## Listed records
[Begin]

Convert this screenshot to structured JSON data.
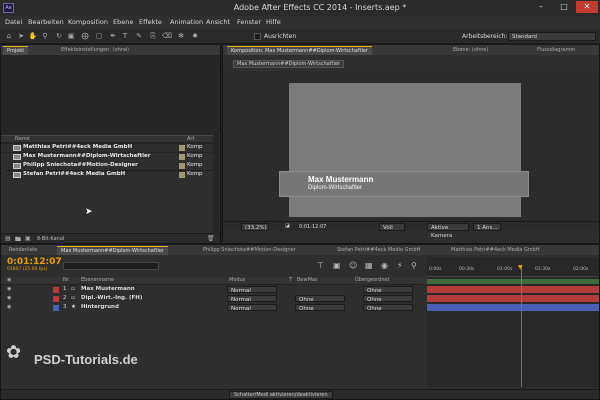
{
  "window": {
    "title": "Adobe After Effects CC 2014 - Inserts.aep *",
    "logo": "Ae"
  },
  "menu": [
    "Datei",
    "Bearbeiten",
    "Komposition",
    "Ebene",
    "Effekte",
    "Animation",
    "Ansicht",
    "Fenster",
    "Hilfe"
  ],
  "toolbar": {
    "ausrichten": "Ausrichten",
    "workspace_label": "Arbeitsbereich:",
    "workspace_value": "Standard"
  },
  "project": {
    "tab_project": "Projekt",
    "tab_effects": "Effekteinstellungen: (ohne)",
    "search_placeholder": "⌕▾",
    "col_name": "Name",
    "col_type": "Art",
    "items": [
      {
        "name": "Matthias Petri##4eck Media GmbH",
        "type": "Komp"
      },
      {
        "name": "Max Mustermann##Diplom-Wirtschaftler",
        "type": "Komp"
      },
      {
        "name": "Philipp Sniechota##Motion-Designer",
        "type": "Komp"
      },
      {
        "name": "Stefan Petri##4eck Media GmbH",
        "type": "Komp"
      }
    ],
    "bit_depth": "8-Bit-Kanal"
  },
  "comp": {
    "tab": "Komposition: Max Mustermann##Diplom-Wirtschaftler",
    "tab_layer": "Ebene: (ohne)",
    "tab_flow": "Flussdiagramm",
    "sub_tab": "Max Mustermann##Diplom-Wirtschaftler",
    "lower_third_name": "Max Mustermann",
    "lower_third_title": "Diplom-Wirtschaftler",
    "zoom": "(33,2%)",
    "timecode": "0:01:12:07",
    "resolution": "Voll",
    "camera": "Aktive Kamera",
    "views": "1 Ans..."
  },
  "timeline": {
    "tabs": [
      "Renderliste",
      "Max Mustermann##Diplom-Wirtschaftler",
      "Philipp Sniechota##Motion-Designer",
      "Stefan Petri##4eck Media GmbH",
      "Matthias Petri##4eck Media GmbH"
    ],
    "timecode": "0:01:12:07",
    "frames": "01807 (25.00 fps)",
    "col_nr": "Nr.",
    "col_name": "Ebenenname",
    "col_mode": "Modus",
    "col_t": "T",
    "col_bewmas": "BewMas",
    "col_parent": "Übergeordnet",
    "layers": [
      {
        "nr": "1",
        "name": "Max Mustermann",
        "mode": "Normal",
        "bewmas": "",
        "parent": "Ohne",
        "color": "#b53a3a"
      },
      {
        "nr": "2",
        "name": "Dipl.-Wirt.-Ing. (FH)",
        "mode": "Normal",
        "bewmas": "Ohne",
        "parent": "Ohne",
        "color": "#b53a3a"
      },
      {
        "nr": "3",
        "name": "Hintergrund",
        "mode": "Normal",
        "bewmas": "Ohne",
        "parent": "Ohne",
        "color": "#4a5fb5"
      }
    ],
    "ruler": [
      "0:00s",
      "00:30s",
      "01:00s",
      "01:30s",
      "02:00s"
    ],
    "footer_button": "Schalter/Modi aktivieren/deaktivieren"
  },
  "watermark": "PSD-Tutorials.de",
  "colors": {
    "accent": "#e8a100",
    "layer_red": "#b53a3a",
    "layer_blue": "#4a5fb5",
    "track_green": "#3f6b3a"
  }
}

[End]

Identify and extract each line of the listing that contains "Stefan".

        "name": "Stefan Petri##4eck Media GmbH",
      "Stefan Petri##4eck Media GmbH",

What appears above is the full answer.